─── Estratto selezionato ───

RIP, di Marco Valenti (Antonio Tombolini Editore).

lunedì 2 marzo 2015

1960, di Leonardo Colombati (Mondadori)

Leonardo Colombati dà alle stampe per i tipi della casa editrice di Segrate questo nuovo tassello, monumentale comunque, che altro cammino percorre nella sua personale predilezione, condivisibile assai, per quel romanzo universo che è luogo mitico, meta narrativa (e metanarrativo, of course), obiettivo narrante che rimanda a epifanie letterarie sudamericane, mitteleuropee, postmoderne anzi che no. 
1960 prende le mosse dalle capitoline olimpiadi che hanno lasciato in eredità all’italico immaginario le imprese atletiche di Livio Berruti e quelle ziqqurat e mastabe architettoniche che ancora oggi sono rimembranza edilizia di quel principiare di decennio che si pone come frontiera immaginifica tra le tribolazioni postbelliche, il boom economico e i successivi travagli politici dei Settanta.

───

#### Esercizi proposti:
#1 Elenchi tutte le persone che l'estratto nomina con nome e cognome.
#2 Riscriva il passo dell'estratto da "1960, di Leonardo" fino a "anzi che no." compreso, mettendo "imponente" al posto di "monumentale".

─── Voci fornite ───

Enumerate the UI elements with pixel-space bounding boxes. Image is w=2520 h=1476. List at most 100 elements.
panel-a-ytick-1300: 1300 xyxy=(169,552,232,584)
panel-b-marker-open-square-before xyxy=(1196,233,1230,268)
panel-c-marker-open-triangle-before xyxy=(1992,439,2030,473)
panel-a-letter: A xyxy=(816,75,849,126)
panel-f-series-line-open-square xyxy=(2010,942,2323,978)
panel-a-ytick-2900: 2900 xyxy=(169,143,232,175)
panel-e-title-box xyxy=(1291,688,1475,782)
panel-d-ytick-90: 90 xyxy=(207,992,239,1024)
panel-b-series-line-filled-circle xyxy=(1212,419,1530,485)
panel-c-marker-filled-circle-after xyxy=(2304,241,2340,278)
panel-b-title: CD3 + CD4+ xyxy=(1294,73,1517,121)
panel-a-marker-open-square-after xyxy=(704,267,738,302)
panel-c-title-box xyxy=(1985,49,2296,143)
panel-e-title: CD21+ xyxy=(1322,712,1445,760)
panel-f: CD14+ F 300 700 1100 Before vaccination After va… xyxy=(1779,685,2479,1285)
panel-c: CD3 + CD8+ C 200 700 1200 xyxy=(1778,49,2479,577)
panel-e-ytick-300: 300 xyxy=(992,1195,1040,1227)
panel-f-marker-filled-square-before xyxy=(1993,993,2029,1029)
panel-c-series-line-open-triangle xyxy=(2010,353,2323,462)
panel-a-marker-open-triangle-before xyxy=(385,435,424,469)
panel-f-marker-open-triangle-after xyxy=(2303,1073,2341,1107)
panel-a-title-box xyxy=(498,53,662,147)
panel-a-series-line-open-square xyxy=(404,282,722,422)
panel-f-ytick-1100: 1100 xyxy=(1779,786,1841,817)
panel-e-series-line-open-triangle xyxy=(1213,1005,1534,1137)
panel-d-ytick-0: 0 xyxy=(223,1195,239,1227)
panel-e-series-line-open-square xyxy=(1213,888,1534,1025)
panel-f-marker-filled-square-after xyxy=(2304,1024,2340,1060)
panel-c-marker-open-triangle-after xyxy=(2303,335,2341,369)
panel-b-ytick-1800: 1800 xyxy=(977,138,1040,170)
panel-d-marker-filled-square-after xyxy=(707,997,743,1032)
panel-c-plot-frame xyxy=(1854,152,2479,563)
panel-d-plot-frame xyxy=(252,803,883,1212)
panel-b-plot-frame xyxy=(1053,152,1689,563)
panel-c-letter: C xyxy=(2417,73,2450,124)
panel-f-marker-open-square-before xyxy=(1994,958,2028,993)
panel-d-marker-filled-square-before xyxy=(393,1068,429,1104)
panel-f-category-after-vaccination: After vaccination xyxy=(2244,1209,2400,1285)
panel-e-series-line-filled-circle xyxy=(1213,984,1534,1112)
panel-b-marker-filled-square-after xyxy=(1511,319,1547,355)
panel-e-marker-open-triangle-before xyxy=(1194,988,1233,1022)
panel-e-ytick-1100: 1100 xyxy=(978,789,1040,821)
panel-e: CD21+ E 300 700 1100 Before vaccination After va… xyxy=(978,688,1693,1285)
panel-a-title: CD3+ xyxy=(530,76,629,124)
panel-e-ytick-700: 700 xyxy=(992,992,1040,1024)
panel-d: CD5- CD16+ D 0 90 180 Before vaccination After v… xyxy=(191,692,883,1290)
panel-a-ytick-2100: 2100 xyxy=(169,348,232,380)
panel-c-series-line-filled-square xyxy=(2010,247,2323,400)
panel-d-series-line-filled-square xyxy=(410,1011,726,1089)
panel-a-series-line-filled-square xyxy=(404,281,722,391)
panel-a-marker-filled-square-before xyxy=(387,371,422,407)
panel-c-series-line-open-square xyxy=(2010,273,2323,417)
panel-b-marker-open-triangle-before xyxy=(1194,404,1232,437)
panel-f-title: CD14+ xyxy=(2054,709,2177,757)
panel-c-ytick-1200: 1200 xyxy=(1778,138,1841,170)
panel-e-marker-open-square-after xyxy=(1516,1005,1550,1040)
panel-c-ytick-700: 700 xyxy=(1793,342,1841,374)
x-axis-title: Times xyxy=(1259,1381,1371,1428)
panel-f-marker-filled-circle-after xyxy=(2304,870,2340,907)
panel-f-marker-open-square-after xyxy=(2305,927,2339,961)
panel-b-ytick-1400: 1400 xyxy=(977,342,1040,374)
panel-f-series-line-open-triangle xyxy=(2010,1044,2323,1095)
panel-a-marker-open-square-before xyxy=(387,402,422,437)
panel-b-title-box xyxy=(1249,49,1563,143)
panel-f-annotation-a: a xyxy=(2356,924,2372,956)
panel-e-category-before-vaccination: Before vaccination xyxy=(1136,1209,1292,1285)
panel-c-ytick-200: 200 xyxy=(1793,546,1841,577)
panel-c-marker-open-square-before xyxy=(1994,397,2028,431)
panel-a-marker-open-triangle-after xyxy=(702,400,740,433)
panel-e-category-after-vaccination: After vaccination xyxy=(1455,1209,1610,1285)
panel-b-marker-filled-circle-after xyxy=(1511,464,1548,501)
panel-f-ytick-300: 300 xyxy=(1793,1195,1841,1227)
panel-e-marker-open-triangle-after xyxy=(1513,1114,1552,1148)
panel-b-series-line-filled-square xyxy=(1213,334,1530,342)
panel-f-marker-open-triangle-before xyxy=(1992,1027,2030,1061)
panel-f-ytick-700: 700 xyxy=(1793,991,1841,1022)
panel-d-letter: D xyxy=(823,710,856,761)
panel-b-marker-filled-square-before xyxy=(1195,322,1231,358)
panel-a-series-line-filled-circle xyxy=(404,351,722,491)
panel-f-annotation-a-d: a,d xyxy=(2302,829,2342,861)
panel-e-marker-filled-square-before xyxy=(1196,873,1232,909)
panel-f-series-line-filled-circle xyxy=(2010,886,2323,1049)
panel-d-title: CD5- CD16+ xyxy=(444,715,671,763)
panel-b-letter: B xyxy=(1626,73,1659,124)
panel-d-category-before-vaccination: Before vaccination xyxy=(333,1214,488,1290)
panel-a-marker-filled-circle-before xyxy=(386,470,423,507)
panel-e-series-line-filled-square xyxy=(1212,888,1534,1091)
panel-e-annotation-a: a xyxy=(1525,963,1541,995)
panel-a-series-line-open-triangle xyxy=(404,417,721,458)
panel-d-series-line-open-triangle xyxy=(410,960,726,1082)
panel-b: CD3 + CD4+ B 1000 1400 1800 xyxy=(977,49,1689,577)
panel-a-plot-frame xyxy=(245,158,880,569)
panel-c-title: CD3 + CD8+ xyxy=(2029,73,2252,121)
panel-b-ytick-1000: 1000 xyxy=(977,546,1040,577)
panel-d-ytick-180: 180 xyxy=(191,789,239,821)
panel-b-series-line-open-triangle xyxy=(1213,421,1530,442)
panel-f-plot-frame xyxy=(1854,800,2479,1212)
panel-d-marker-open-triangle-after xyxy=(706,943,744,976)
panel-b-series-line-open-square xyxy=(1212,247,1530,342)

───

#### Soluzioni per esercizio:
#1 Marco Valenti, Leonardo Colombati, Livio Berruti

#2
1960, di Leonardo Colombati (Mondadori)

Leonardo Colombati dà alle stampe per i tipi della casa editrice di Segrate questo nuovo tassello, imponente comunque, che altro cammino percorre nella sua personale predilezione, condivisibile assai, per quel romanzo universo che è luogo mitico, meta narrativa (e metanarrativo, of course), obiettivo narrante che rimanda a epifanie letterarie sudamericane, mitteleuropee, postmoderne anzi che no.